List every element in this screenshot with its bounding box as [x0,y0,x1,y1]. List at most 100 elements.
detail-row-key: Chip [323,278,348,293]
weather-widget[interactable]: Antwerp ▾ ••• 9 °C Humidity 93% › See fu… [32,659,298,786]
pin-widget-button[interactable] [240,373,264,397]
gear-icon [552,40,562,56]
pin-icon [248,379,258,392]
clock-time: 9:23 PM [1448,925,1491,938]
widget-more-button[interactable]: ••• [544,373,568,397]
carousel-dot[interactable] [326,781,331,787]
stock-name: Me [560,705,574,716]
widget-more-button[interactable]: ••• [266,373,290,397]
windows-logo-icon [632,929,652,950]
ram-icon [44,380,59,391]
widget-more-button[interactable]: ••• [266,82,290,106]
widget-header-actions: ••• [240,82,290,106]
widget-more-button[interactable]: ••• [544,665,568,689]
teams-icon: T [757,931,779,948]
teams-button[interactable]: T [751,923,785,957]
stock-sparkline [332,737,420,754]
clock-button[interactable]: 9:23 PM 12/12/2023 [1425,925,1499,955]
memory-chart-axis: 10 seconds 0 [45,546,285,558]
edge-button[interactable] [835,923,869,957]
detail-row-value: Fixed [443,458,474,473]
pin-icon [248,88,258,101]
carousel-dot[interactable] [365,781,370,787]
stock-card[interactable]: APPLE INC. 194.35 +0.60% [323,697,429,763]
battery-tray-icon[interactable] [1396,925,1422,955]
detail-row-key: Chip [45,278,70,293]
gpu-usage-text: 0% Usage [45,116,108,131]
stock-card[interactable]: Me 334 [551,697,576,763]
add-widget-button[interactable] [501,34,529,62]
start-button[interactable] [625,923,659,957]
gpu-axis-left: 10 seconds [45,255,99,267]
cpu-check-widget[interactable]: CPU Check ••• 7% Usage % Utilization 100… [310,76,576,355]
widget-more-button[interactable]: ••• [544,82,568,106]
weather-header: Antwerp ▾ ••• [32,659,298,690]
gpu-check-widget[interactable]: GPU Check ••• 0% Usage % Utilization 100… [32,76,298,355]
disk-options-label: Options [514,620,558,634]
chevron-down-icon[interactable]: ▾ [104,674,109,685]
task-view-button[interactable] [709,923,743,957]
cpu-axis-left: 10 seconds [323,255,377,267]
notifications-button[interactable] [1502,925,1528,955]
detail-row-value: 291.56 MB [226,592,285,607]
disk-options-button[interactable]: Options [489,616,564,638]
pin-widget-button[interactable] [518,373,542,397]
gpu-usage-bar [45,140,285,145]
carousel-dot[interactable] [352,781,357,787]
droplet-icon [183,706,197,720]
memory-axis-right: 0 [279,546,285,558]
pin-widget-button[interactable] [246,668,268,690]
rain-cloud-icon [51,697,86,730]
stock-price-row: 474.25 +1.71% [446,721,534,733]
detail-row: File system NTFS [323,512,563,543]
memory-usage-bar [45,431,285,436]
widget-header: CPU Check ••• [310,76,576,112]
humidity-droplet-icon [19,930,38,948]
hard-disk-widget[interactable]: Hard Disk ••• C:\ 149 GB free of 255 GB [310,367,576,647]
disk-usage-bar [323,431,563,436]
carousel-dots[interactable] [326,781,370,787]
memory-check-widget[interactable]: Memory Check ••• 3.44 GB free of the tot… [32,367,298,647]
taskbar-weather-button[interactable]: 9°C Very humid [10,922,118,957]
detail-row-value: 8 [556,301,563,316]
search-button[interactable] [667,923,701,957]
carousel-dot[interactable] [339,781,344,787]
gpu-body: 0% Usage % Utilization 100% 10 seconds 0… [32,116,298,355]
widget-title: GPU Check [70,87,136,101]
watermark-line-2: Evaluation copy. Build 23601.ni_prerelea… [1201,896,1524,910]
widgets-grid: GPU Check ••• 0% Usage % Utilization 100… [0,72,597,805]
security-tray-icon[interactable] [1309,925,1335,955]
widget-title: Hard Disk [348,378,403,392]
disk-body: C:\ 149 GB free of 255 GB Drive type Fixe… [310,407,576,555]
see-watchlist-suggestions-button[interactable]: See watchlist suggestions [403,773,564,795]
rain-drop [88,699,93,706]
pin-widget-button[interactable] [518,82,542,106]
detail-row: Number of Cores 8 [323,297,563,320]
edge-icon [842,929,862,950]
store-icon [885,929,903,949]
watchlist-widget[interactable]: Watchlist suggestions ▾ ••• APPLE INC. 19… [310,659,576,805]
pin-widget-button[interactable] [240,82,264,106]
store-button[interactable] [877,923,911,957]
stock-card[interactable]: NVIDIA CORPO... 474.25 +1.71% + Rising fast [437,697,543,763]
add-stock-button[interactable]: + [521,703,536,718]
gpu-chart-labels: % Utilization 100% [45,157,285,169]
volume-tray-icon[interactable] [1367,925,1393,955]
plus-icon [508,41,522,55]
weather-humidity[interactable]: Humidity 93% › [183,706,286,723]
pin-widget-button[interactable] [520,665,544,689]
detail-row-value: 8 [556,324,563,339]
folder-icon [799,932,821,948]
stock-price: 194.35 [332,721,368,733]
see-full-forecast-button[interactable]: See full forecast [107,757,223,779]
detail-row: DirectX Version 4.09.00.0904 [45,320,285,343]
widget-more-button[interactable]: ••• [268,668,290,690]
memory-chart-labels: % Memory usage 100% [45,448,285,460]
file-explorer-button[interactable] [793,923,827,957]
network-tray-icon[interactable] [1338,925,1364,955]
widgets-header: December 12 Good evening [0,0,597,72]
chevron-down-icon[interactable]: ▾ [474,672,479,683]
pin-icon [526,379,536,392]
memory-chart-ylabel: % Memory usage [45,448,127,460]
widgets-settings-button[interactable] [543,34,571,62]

## Set task:
Can you copy the data word for word, from its first line through the line containing "pin-widget-button[interactable] [240,373,264,397]", including both of those lines?

## Solution:
List every element in this screenshot with its bounding box as [x0,y0,x1,y1]. List at most 100 elements.
detail-row-key: Chip [323,278,348,293]
weather-widget[interactable]: Antwerp ▾ ••• 9 °C Humidity 93% › See fu… [32,659,298,786]
pin-widget-button[interactable] [240,373,264,397]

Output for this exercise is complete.